** start Excerpted text **
For any business operating in Quebec, selling to Quebec consumers, or employing Quebec residents, the Office québécois de la langue française (OQLF) sets the framework that governs how French must be present in commercial activity. Understanding these requirements is no longer optional. With Bill 96 reaching its full enforcement threshold in June 2025 and the OQLF processing thousands of complaints each year, the regulatory environment has tightened significantly for Canadian and international businesses.
This guide outlines what the OQLF requires from businesses doing business in Quebec, organized around the practical obligations that companies need to address before they expand, hire, or sell in the province.
Who Is the OQLF and What Does It Enforce
The Office québécois de la langue française is the provincial agency responsible for enforcing Quebec’s Charter of the French Language, commonly known as Bill 101, and its 2022 modernization through Bill 96. The OQLF oversees compliance across nearly every dimension of commercial activity in Quebec: workplace communications, customer service, product labeling, signage, advertising, contracts, websites, and corporate documentation.
The OQLF operates an active enforcement infrastructure. In 2022-23 alone, the agency received nearly 6,900 language-related complaints, conducted hundreds of inspections, and issued sanctions against non-compliant businesses. Fines for non-compliance range from CAD 3,000 to CAD 30,000 per offense, with penalties doubled for repeat violations. Beyond financial penalties, non-compliance can result in loss of public contracts, reputational damage, and legal exposure in commercial disputes where the French version of documents may take legal precedence.
** end Excerpted text **
## What you will do
Pick up the guide on OQLF language requirements for Quebec businesses after its final sentence and keep writing it.
** start Recorded data **
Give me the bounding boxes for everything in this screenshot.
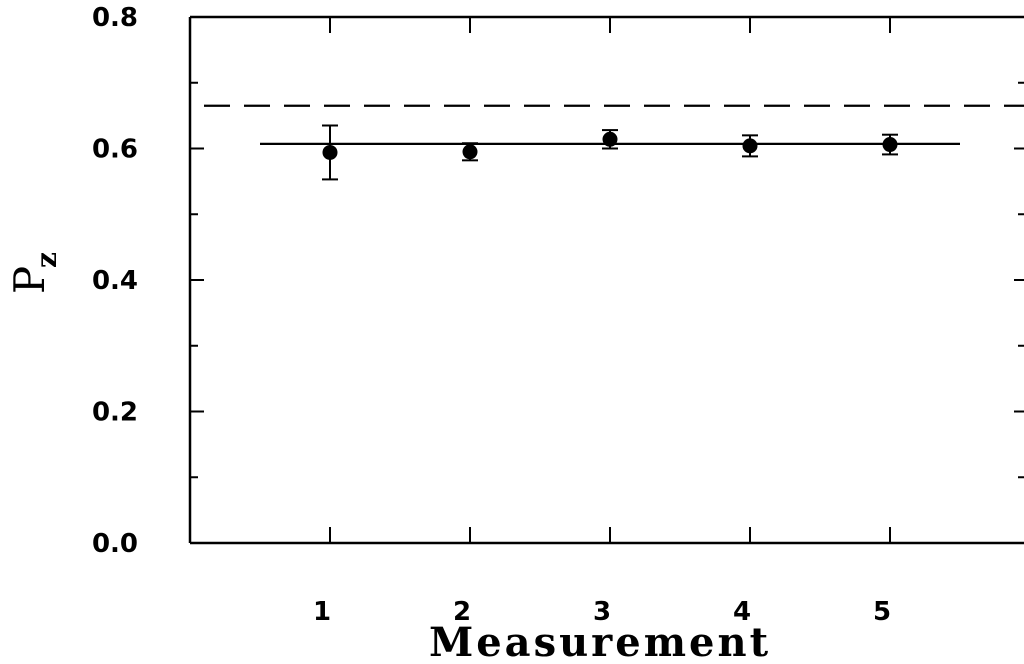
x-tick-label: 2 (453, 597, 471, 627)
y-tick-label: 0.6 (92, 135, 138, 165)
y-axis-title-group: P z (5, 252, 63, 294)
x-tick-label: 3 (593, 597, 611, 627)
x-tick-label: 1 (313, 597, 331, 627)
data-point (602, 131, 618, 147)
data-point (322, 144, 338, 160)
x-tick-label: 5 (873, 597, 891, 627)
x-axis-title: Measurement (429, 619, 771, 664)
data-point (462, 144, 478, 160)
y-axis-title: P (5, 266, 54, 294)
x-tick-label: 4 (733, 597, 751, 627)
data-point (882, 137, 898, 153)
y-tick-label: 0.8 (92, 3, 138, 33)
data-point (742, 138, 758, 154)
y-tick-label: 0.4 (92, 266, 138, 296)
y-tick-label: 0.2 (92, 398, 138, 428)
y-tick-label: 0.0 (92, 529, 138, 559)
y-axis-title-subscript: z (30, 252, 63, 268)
** end Recorded data **
## The result
For businesses, the practical implication is straightforward: OQLF compliance is not a marketing aspiration but a regulatory baseline that must be respected to operate in Quebec.
Workplace and Employment Obligations
The most operationally demanding OQLF requirements relate to workplace and employment practices. Quebec law establishes French as the working language of businesses operating in the province, with specific obligations that scale with company size.
For all businesses with Quebec employees, the right of employees to work in French applies regardless of company size. This means employment contracts, internal communications, workplace policies, training materials, and HR documentation must be available in French. Employees cannot be required to know a language other than French as a condition of employment unless the role specifically demands it.
For businesses with 25 or more employees in Quebec (the threshold lowered from 50 by Bill 96 as of June 2025), formal francisation program requirements apply. These businesses must register with the OQLF, undergo a linguistic analysis, develop a written francisation program, and progressively adopt French as the working language across all operations. Once compliance is achieved, the OQLF issues a francisation certificate confirming the company’s status. Frenchside provides specialized francization translation services to support businesses through this process.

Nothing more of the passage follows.